Dataset records:
▬▬▬▬▬▬▬▬▬▬

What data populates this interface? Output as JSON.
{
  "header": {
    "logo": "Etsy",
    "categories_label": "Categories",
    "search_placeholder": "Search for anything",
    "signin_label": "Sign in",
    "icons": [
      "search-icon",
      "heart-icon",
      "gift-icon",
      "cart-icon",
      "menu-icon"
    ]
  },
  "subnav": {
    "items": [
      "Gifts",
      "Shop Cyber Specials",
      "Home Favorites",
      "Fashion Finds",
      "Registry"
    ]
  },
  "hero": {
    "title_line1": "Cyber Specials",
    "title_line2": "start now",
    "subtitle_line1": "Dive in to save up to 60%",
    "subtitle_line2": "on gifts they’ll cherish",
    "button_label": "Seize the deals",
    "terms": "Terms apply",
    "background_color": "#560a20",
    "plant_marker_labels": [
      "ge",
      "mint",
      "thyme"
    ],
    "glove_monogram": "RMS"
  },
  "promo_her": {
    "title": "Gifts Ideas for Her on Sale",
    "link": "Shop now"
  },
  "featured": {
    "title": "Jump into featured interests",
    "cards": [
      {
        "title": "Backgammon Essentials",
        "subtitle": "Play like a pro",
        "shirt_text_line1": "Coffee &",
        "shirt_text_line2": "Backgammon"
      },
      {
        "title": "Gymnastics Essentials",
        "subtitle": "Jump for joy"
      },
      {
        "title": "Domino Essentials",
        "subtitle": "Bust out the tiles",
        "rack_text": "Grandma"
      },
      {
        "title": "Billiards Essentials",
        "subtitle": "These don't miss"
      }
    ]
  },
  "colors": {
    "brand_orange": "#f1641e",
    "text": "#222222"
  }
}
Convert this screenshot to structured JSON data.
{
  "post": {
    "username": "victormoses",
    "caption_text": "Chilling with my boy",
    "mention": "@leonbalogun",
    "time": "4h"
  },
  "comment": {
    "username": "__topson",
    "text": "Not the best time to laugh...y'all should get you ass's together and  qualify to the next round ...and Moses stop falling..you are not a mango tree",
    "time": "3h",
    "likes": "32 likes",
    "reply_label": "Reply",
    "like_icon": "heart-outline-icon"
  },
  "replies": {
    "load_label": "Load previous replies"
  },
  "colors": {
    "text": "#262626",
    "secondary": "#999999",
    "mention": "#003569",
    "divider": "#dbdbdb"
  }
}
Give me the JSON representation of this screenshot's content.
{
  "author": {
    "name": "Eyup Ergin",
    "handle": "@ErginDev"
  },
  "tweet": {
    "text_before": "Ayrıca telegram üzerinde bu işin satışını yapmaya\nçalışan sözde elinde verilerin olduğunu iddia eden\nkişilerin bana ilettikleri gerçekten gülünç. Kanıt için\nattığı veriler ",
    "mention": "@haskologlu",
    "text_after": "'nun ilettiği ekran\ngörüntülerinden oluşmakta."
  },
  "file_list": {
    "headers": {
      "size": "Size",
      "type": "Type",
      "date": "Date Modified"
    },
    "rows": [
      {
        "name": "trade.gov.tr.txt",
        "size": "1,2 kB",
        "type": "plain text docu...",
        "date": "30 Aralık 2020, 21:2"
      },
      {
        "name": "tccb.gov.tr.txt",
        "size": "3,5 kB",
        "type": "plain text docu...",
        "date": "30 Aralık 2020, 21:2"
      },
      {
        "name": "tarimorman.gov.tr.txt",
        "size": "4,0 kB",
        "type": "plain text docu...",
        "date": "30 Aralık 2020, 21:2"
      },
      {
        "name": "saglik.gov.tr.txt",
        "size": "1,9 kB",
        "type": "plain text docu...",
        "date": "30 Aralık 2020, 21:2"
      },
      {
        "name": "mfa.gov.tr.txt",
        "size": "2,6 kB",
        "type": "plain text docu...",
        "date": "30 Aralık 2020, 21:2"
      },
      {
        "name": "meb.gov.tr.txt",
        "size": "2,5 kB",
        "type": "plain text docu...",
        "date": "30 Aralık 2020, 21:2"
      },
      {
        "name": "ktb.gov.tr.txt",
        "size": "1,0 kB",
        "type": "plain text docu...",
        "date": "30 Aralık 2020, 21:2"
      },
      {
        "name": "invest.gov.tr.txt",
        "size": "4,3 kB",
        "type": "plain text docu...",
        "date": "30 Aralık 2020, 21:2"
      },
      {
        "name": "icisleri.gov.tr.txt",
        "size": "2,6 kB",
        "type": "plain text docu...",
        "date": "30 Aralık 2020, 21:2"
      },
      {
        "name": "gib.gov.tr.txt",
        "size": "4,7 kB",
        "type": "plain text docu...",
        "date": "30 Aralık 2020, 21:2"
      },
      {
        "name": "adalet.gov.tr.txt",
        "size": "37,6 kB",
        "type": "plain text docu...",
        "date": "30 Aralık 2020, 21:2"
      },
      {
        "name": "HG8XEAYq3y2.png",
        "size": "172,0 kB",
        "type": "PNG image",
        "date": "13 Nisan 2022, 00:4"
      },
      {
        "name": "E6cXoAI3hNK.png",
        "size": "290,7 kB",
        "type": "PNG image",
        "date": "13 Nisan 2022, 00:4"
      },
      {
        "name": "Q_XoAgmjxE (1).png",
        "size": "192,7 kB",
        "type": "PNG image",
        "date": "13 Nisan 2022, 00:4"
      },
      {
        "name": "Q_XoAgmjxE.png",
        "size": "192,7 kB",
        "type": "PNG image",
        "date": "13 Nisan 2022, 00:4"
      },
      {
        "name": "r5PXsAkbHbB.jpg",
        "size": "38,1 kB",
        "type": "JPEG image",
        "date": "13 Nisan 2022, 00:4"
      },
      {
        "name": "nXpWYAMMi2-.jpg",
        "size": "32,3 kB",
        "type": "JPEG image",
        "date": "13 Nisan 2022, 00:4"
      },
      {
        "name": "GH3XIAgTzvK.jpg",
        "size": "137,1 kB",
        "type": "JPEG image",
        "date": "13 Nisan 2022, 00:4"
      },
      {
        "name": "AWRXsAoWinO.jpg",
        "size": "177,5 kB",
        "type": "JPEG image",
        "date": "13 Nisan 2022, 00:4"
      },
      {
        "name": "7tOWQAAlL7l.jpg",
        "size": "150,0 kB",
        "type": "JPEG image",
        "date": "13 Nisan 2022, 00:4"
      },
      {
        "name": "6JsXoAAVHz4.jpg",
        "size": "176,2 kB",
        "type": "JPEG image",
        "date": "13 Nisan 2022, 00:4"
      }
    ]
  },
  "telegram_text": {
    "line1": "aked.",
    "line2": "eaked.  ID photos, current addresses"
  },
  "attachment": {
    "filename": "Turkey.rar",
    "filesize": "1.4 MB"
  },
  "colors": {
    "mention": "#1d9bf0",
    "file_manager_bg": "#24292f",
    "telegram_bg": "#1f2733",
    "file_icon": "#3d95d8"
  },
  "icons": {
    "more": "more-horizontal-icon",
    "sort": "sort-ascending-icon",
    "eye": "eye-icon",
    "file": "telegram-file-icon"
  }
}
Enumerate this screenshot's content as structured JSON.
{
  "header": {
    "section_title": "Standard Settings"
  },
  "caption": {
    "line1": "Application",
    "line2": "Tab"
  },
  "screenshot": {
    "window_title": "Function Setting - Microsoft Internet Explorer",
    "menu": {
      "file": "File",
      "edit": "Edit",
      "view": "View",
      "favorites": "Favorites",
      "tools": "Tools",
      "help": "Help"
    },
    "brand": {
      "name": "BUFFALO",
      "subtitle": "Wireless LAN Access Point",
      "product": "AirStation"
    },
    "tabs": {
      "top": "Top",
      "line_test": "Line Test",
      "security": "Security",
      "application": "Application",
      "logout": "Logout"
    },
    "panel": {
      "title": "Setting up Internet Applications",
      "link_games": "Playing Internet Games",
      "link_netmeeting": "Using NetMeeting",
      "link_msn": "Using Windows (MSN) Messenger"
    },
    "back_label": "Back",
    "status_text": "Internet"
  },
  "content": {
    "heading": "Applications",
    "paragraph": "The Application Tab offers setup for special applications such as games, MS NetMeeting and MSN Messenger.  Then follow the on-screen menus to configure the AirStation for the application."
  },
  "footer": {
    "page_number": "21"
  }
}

▬▬▬▬▬▬▬▬▬▬

What you will do:
Return every line in the listing that contains the word "featured".

Task solution:
  "featured": {
    "title": "Jump into featured interests",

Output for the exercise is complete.